'''

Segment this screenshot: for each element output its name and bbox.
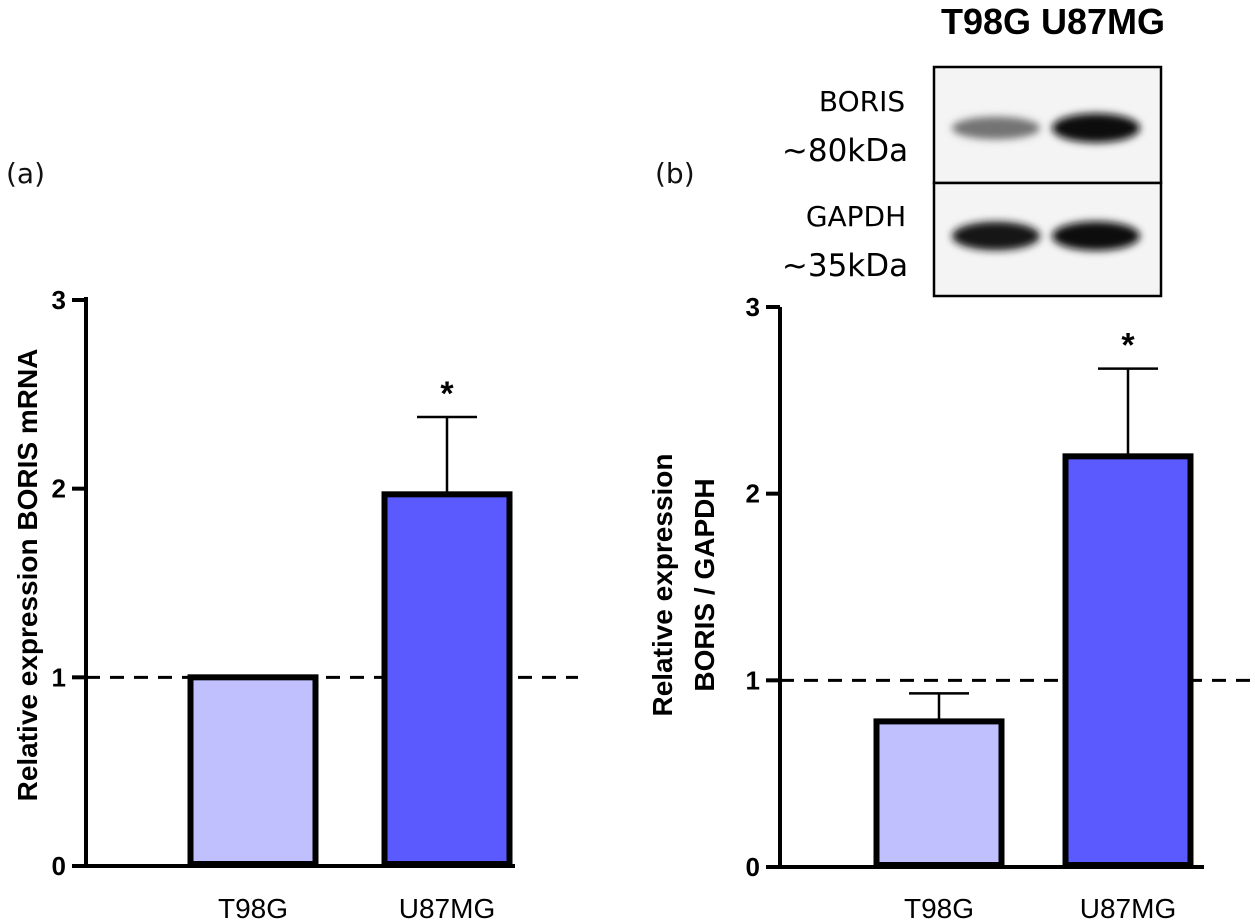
- blot-band-gapdh-lane1: [952, 221, 1040, 251]
- category-label-a-t98g: T98G: [218, 893, 288, 922]
- bar-b-u87mg: [1062, 453, 1194, 868]
- y-tick-label-b: 3: [746, 292, 760, 322]
- blot-protein-gapdh: GAPDH: [806, 200, 906, 233]
- bar-a-u87mg: [381, 491, 513, 867]
- category-label-a-u87mg: U87MG: [399, 893, 495, 922]
- y-tick-label-a: 0: [52, 851, 66, 881]
- y-axis-label-b-line2: BORIS / GAPDH: [689, 478, 720, 691]
- category-label-b-t98g: T98G: [904, 893, 974, 922]
- blot-band-boris-lane2: [1052, 113, 1140, 143]
- significance-star-a: *: [440, 375, 454, 413]
- y-axis-label-a: Relative expression BORIS mRNA: [12, 349, 43, 802]
- category-label-b-u87mg: U87MG: [1080, 893, 1176, 922]
- blot-title: T98G U87MG: [941, 1, 1165, 42]
- y-tick-label-a: 3: [52, 285, 66, 315]
- bar-b-t98g: [873, 718, 1005, 869]
- y-tick-label-a: 2: [52, 474, 66, 504]
- y-axis-label-b-line1: Relative expression: [647, 453, 678, 716]
- panel-label-a: (a): [6, 157, 45, 190]
- blot-band-gapdh-lane2: [1052, 221, 1140, 251]
- blot-size-gapdh: ~35kDa: [782, 248, 908, 284]
- y-tick-label-b: 1: [746, 665, 760, 695]
- chart-a: (a) Relative expression BORIS mRNA 0123 …: [6, 157, 578, 922]
- y-tick-label-b: 2: [746, 479, 760, 509]
- y-tick-label-b: 0: [746, 852, 760, 882]
- blot-protein-boris: BORIS: [819, 85, 905, 118]
- blot-size-boris: ~80kDa: [782, 133, 908, 169]
- y-tick-label-a: 1: [52, 662, 66, 692]
- chart-b: (b) Relative expression BORIS / GAPDH 0 1…: [647, 157, 1255, 922]
- panel-label-b: (b): [655, 157, 695, 190]
- blot-band-boris-lane1: [952, 116, 1040, 140]
- significance-star-b: *: [1121, 327, 1135, 365]
- western-blot: T98G U87MG BORIS ~80kDa GAPDH ~35kDa: [782, 1, 1165, 298]
- bar-a-t98g: [187, 674, 319, 867]
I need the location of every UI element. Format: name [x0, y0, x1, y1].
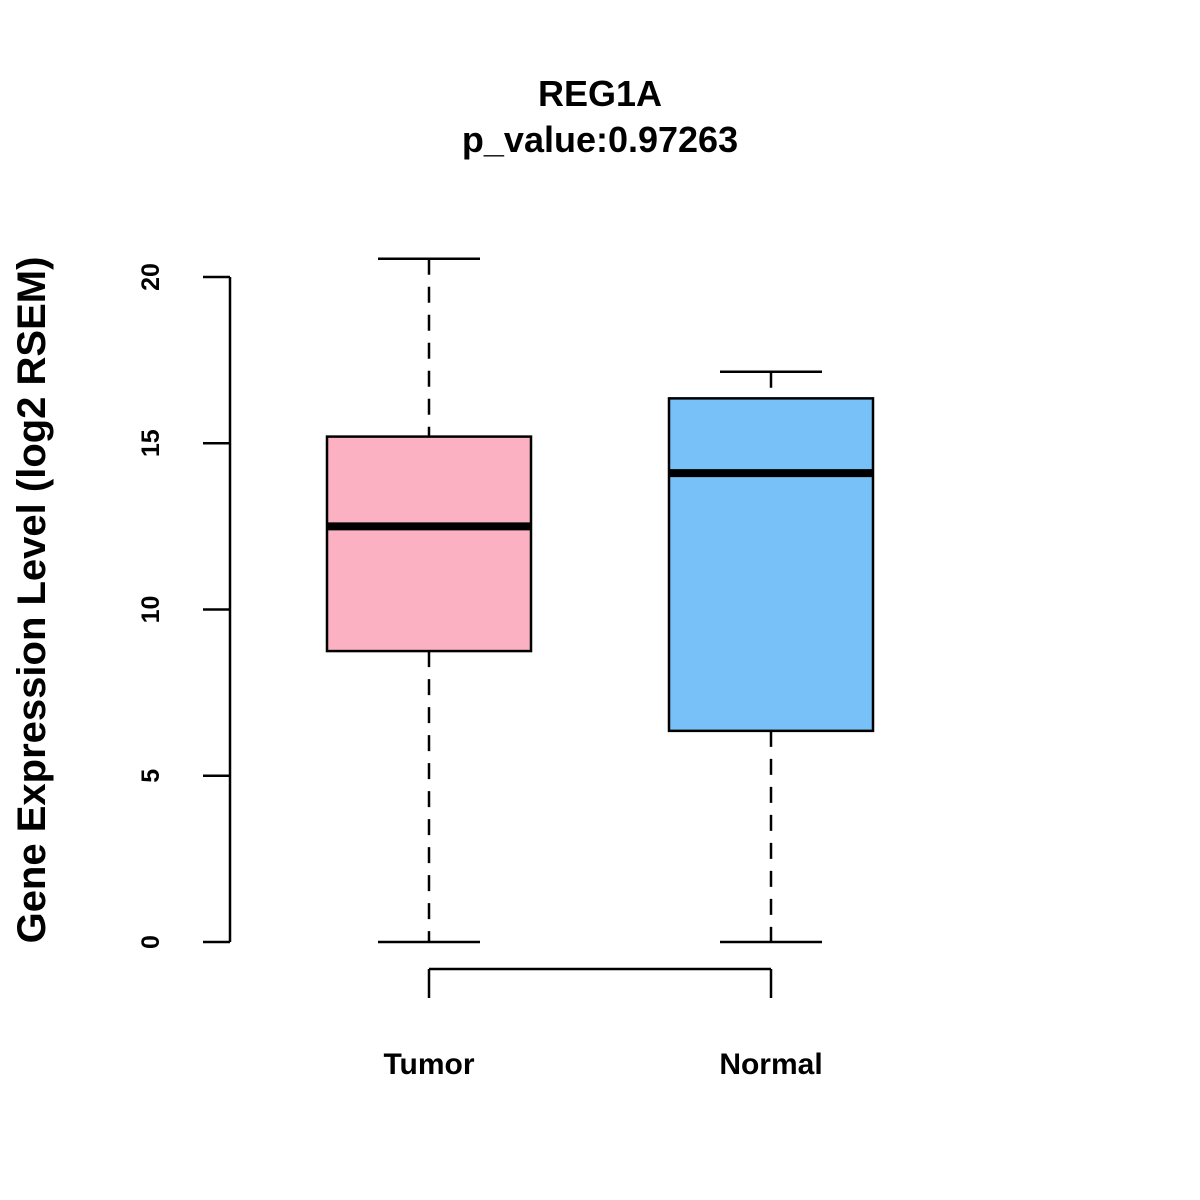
y-axis-ticks: 0 5 10 15 20 — [137, 263, 230, 949]
x-tick-label-tumor: Tumor — [383, 1048, 474, 1081]
y-tick-label: 5 — [137, 769, 165, 783]
chart-subtitle: p_value:0.97263 — [462, 119, 738, 160]
box-tumor — [325, 257, 533, 944]
y-tick-label: 20 — [137, 263, 165, 291]
x-tick-label-normal: Normal — [719, 1048, 822, 1081]
iqr-box — [667, 397, 875, 733]
box-normal — [667, 370, 875, 944]
chart-title: REG1A — [538, 73, 662, 114]
y-tick-label: 10 — [137, 596, 165, 624]
comparison-bracket — [427, 967, 773, 998]
y-tick-label: 15 — [137, 429, 165, 457]
iqr-box — [325, 435, 533, 653]
box-group — [325, 257, 875, 944]
y-tick-label: 0 — [137, 935, 165, 949]
y-axis-label: Gene Expression Level (log2 RSEM) — [10, 257, 54, 944]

'''

Problem to work on: Give the entries above again in full and exactly, but not the pictures.

Finished task:
Segment this screenshot: for each element output its name and bbox.
- blot-band-gapdh-lane1: [952, 221, 1040, 251]
- category-label-a-t98g: T98G: [218, 893, 288, 922]
- bar-b-u87mg: [1062, 453, 1194, 868]
- y-tick-label-b: 3: [746, 292, 760, 322]
- blot-protein-gapdh: GAPDH: [806, 200, 906, 233]
- bar-a-u87mg: [381, 491, 513, 867]
- category-label-a-u87mg: U87MG: [399, 893, 495, 922]
- y-tick-label-a: 0: [52, 851, 66, 881]
- y-axis-label-b-line2: BORIS / GAPDH: [689, 478, 720, 691]
- category-label-b-t98g: T98G: [904, 893, 974, 922]
- blot-band-boris-lane2: [1052, 113, 1140, 143]
- significance-star-a: *: [440, 375, 454, 413]
- y-axis-label-a: Relative expression BORIS mRNA: [12, 349, 43, 802]
- category-label-b-u87mg: U87MG: [1080, 893, 1176, 922]
- blot-title: T98G U87MG: [941, 1, 1165, 42]
- y-tick-label-a: 3: [52, 285, 66, 315]
- bar-b-t98g: [873, 718, 1005, 869]
- y-tick-label-a: 2: [52, 474, 66, 504]
- y-axis-label-b-line1: Relative expression: [647, 453, 678, 716]
- panel-label-a: (a): [6, 157, 45, 190]
- blot-band-gapdh-lane2: [1052, 221, 1140, 251]
- blot-size-gapdh: ~35kDa: [782, 248, 908, 284]
- y-tick-label-b: 1: [746, 665, 760, 695]
- chart-a: (a) Relative expression BORIS mRNA 0123 …: [6, 157, 578, 922]
- y-tick-label-b: 2: [746, 479, 760, 509]
- y-tick-label-b: 0: [746, 852, 760, 882]
- blot-protein-boris: BORIS: [819, 85, 905, 118]
- blot-size-boris: ~80kDa: [782, 133, 908, 169]
- y-tick-label-a: 1: [52, 662, 66, 692]
- chart-b: (b) Relative expression BORIS / GAPDH 0 1…: [647, 157, 1255, 922]
- panel-label-b: (b): [655, 157, 695, 190]
- blot-band-boris-lane1: [952, 116, 1040, 140]
- significance-star-b: *: [1121, 327, 1135, 365]
- western-blot: T98G U87MG BORIS ~80kDa GAPDH ~35kDa: [782, 1, 1165, 298]
- bar-a-t98g: [187, 674, 319, 867]
I need the location of every UI element. Format: name [x0, y0, x1, y1].
y-axis-ticks: 0 5 10 15 20 — [137, 263, 230, 949]
x-tick-label-tumor: Tumor — [383, 1048, 474, 1081]
y-tick-label: 5 — [137, 769, 165, 783]
chart-subtitle: p_value:0.97263 — [462, 119, 738, 160]
box-tumor — [325, 257, 533, 944]
y-tick-label: 20 — [137, 263, 165, 291]
x-tick-label-normal: Normal — [719, 1048, 822, 1081]
iqr-box — [667, 397, 875, 733]
box-normal — [667, 370, 875, 944]
chart-title: REG1A — [538, 73, 662, 114]
y-tick-label: 10 — [137, 596, 165, 624]
comparison-bracket — [427, 967, 773, 998]
y-tick-label: 15 — [137, 429, 165, 457]
iqr-box — [325, 435, 533, 653]
box-group — [325, 257, 875, 944]
y-tick-label: 0 — [137, 935, 165, 949]
y-axis-label: Gene Expression Level (log2 RSEM) — [10, 257, 54, 944]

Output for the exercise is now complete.